Collection entries:
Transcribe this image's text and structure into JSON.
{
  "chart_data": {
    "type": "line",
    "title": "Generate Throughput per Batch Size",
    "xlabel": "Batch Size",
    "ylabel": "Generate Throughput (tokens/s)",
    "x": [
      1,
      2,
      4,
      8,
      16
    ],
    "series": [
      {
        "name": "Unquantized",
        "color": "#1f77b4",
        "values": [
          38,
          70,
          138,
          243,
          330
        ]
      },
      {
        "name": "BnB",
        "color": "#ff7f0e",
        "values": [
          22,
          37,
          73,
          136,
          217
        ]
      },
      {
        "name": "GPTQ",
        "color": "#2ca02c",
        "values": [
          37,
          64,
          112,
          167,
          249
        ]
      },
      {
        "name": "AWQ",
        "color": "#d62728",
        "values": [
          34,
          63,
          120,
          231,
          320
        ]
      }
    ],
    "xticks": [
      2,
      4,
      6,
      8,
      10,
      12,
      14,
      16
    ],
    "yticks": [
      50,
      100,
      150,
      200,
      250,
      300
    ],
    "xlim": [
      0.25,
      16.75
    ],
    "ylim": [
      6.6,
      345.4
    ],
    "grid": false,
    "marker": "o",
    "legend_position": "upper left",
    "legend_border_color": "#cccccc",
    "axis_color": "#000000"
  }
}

*The problem:* Every record above must be duplicated exactly.

*Solution to this task:*
Transcribe this image's text and structure into JSON.
{
  "chart_data": {
    "type": "line",
    "title": "Generate Throughput per Batch Size",
    "xlabel": "Batch Size",
    "ylabel": "Generate Throughput (tokens/s)",
    "x": [
      1,
      2,
      4,
      8,
      16
    ],
    "series": [
      {
        "name": "Unquantized",
        "color": "#1f77b4",
        "values": [
          38,
          70,
          138,
          243,
          330
        ]
      },
      {
        "name": "BnB",
        "color": "#ff7f0e",
        "values": [
          22,
          37,
          73,
          136,
          217
        ]
      },
      {
        "name": "GPTQ",
        "color": "#2ca02c",
        "values": [
          37,
          64,
          112,
          167,
          249
        ]
      },
      {
        "name": "AWQ",
        "color": "#d62728",
        "values": [
          34,
          63,
          120,
          231,
          320
        ]
      }
    ],
    "xticks": [
      2,
      4,
      6,
      8,
      10,
      12,
      14,
      16
    ],
    "yticks": [
      50,
      100,
      150,
      200,
      250,
      300
    ],
    "xlim": [
      0.25,
      16.75
    ],
    "ylim": [
      6.6,
      345.4
    ],
    "grid": false,
    "marker": "o",
    "legend_position": "upper left",
    "legend_border_color": "#cccccc",
    "axis_color": "#000000"
  }
}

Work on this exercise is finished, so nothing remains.